-- Data for this exercise --

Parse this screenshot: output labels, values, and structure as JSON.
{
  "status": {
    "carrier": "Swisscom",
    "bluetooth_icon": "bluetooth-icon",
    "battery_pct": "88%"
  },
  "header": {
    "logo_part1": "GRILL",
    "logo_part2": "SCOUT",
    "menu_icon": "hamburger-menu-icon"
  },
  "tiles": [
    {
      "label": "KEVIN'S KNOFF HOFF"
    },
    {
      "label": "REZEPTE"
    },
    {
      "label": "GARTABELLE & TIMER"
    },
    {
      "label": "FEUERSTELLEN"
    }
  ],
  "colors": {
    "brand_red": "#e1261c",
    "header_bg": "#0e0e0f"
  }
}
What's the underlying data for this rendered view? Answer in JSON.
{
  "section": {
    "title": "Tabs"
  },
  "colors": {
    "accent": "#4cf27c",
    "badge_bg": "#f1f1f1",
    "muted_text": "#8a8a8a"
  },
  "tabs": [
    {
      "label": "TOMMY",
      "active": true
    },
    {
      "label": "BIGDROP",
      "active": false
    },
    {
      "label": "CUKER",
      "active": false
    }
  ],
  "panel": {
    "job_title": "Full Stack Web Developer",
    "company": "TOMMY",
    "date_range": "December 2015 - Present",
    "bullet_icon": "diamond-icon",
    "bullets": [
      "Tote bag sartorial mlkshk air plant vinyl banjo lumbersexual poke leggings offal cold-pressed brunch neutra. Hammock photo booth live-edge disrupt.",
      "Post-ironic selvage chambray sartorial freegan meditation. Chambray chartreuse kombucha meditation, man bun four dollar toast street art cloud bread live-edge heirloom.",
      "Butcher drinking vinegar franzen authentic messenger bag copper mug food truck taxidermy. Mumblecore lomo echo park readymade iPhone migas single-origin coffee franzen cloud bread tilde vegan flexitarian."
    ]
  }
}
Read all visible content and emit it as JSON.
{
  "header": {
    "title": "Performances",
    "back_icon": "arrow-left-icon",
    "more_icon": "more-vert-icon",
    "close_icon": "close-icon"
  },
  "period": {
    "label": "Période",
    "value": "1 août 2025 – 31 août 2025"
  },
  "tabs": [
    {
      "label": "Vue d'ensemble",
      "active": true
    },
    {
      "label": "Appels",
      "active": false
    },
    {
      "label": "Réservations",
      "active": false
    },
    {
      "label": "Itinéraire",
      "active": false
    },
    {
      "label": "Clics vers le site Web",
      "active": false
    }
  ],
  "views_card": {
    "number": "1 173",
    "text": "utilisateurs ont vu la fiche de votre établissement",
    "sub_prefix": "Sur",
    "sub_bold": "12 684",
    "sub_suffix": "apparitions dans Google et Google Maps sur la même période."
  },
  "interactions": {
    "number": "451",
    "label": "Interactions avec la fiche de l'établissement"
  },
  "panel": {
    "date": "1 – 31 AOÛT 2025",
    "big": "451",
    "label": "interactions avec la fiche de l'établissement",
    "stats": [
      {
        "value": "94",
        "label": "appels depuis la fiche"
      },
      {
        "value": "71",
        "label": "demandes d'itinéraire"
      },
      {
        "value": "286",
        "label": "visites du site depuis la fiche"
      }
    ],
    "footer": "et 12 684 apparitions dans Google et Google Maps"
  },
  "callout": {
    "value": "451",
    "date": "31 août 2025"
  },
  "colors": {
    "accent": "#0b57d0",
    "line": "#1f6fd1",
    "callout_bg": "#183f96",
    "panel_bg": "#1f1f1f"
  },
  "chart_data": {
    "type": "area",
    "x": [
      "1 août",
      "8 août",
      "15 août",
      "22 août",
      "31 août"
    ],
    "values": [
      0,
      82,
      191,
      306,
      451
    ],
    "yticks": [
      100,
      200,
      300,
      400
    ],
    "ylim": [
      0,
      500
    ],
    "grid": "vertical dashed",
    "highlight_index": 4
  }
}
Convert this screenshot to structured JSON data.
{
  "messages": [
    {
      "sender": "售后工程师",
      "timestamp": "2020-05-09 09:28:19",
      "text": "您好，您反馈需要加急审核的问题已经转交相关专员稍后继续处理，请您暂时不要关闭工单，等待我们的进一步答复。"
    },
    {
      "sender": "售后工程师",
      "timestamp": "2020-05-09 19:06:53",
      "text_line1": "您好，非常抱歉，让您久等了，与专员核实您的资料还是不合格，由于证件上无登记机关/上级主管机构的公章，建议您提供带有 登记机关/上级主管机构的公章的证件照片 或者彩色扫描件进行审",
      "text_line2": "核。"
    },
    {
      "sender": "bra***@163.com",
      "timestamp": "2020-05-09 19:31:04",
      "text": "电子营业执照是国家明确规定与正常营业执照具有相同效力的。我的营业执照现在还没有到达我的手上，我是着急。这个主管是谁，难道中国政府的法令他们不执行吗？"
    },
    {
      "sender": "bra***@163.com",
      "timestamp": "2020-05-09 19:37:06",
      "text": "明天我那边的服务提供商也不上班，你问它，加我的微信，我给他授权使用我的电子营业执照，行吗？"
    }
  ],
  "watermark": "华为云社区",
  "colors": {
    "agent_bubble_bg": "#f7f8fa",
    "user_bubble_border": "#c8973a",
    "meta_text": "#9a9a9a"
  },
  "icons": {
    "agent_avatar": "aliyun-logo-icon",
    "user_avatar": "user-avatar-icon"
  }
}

-- To be done --
Filter the records down to the lines that contain the string "timestamp", and copy those lines.

-- The output --
      "timestamp": "2020-05-09 09:28:19",
      "timestamp": "2020-05-09 19:06:53",
      "timestamp": "2020-05-09 19:31:04",
      "timestamp": "2020-05-09 19:37:06",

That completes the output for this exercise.